[Raw records]
#####

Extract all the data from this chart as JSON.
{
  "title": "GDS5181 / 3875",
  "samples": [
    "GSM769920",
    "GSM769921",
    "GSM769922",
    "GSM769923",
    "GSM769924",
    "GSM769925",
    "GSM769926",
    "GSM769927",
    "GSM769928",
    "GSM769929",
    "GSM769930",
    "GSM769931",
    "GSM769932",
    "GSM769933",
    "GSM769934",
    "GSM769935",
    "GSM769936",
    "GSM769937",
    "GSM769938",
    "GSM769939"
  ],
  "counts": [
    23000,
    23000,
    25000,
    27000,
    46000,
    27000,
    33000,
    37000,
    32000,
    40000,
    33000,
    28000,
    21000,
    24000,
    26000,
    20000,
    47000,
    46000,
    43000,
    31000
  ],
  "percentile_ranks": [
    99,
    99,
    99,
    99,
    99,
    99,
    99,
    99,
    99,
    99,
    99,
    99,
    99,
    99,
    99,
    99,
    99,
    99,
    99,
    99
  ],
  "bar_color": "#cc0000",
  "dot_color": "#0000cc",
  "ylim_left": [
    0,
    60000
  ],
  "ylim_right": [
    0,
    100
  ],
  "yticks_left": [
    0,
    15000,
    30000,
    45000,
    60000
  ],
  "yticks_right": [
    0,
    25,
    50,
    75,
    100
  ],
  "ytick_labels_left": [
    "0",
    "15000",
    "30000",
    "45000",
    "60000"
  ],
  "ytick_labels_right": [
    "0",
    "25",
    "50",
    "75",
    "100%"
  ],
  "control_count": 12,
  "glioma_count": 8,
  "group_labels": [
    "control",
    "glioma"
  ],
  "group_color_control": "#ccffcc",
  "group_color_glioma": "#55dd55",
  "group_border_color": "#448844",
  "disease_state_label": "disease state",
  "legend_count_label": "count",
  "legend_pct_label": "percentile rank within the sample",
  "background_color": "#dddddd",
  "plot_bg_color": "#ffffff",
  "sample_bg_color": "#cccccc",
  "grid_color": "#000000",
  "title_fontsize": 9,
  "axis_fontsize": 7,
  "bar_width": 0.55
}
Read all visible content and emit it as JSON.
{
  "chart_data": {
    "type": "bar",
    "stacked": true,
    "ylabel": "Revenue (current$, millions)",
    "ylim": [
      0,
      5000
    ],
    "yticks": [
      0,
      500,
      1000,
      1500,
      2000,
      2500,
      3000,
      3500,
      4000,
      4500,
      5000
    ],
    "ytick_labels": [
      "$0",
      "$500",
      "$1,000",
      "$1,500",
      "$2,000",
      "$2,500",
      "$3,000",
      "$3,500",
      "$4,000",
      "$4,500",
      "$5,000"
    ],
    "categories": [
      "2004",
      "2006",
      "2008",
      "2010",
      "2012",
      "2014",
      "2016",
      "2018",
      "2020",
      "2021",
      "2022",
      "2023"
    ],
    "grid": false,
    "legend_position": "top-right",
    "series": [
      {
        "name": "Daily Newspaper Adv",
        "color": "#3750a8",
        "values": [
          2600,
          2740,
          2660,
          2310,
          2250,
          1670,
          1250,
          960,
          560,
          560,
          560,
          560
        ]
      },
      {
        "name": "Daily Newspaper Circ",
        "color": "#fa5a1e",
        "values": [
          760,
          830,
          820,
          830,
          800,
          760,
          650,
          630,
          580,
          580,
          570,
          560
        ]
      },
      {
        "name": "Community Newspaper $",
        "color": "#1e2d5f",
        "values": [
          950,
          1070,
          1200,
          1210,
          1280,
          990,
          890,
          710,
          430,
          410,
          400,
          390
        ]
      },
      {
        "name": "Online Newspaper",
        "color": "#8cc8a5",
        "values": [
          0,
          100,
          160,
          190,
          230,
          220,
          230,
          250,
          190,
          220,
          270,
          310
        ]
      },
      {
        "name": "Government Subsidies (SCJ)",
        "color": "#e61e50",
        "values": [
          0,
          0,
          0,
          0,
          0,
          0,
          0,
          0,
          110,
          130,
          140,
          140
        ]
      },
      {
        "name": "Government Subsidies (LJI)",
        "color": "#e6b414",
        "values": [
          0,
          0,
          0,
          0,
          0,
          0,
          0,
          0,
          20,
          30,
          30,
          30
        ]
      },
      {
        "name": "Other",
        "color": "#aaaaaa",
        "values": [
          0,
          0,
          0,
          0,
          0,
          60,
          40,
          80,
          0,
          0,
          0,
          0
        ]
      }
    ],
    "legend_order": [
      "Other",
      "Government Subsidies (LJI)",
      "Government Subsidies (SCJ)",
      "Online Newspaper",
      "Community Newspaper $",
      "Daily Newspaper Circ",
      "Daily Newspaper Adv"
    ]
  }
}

#####

▸ Stated problem:
Above are the records. Copy every line in them holding "Online".

▸ Task solution:
        "name": "Online Newspaper",
      "Online Newspaper",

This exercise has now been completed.